* RECORDS SUPPLIED:
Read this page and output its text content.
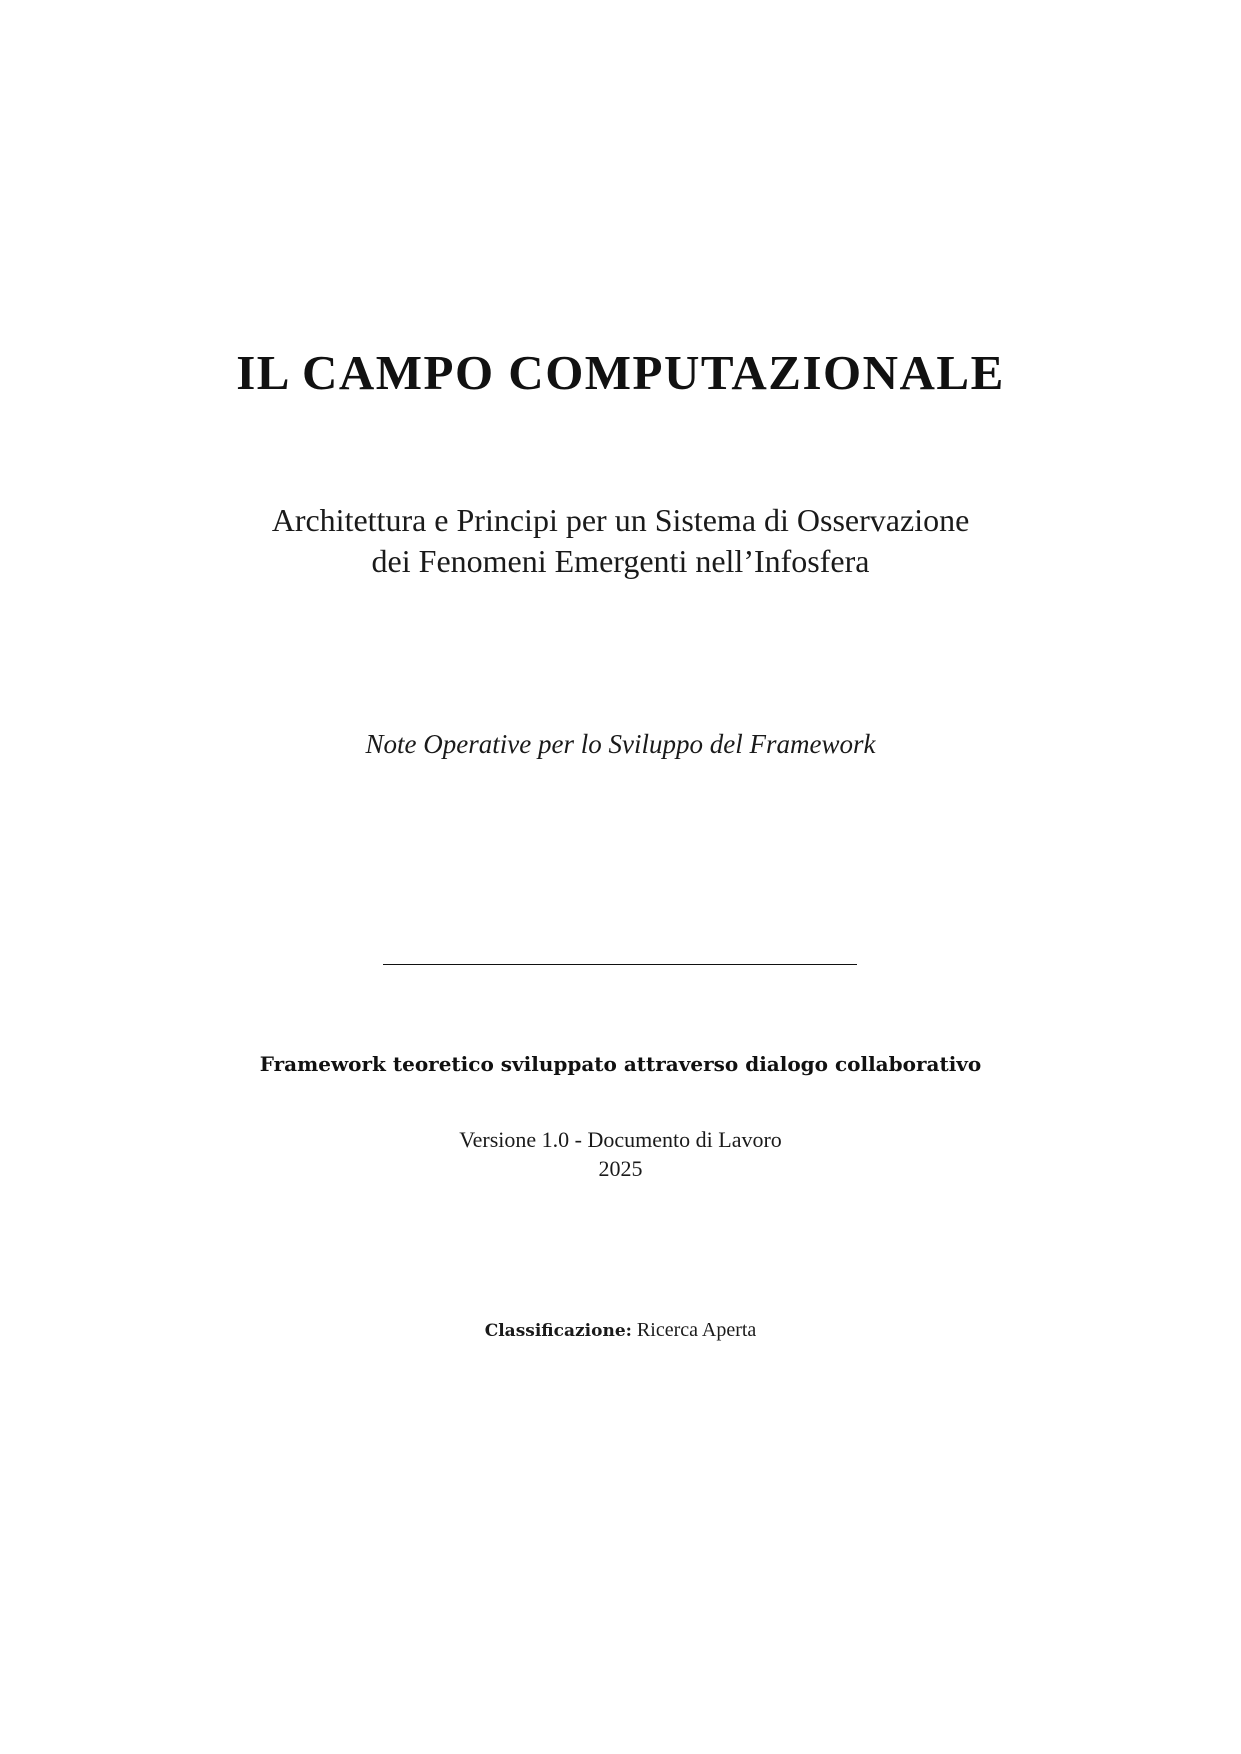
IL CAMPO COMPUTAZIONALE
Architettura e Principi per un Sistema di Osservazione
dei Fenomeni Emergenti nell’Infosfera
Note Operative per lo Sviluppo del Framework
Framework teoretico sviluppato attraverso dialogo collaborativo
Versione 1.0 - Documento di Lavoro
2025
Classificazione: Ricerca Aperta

* TASK TO COMPLETE:
Copy every entry word for word, but omit the pictures.

* THE RESULT:
Read this page and output its text content.
IL CAMPO COMPUTAZIONALE
Architettura e Principi per un Sistema di Osservazione
dei Fenomeni Emergenti nell’Infosfera
Note Operative per lo Sviluppo del Framework
Framework teoretico sviluppato attraverso dialogo collaborativo
Versione 1.0 - Documento di Lavoro
2025
Classificazione: Ricerca Aperta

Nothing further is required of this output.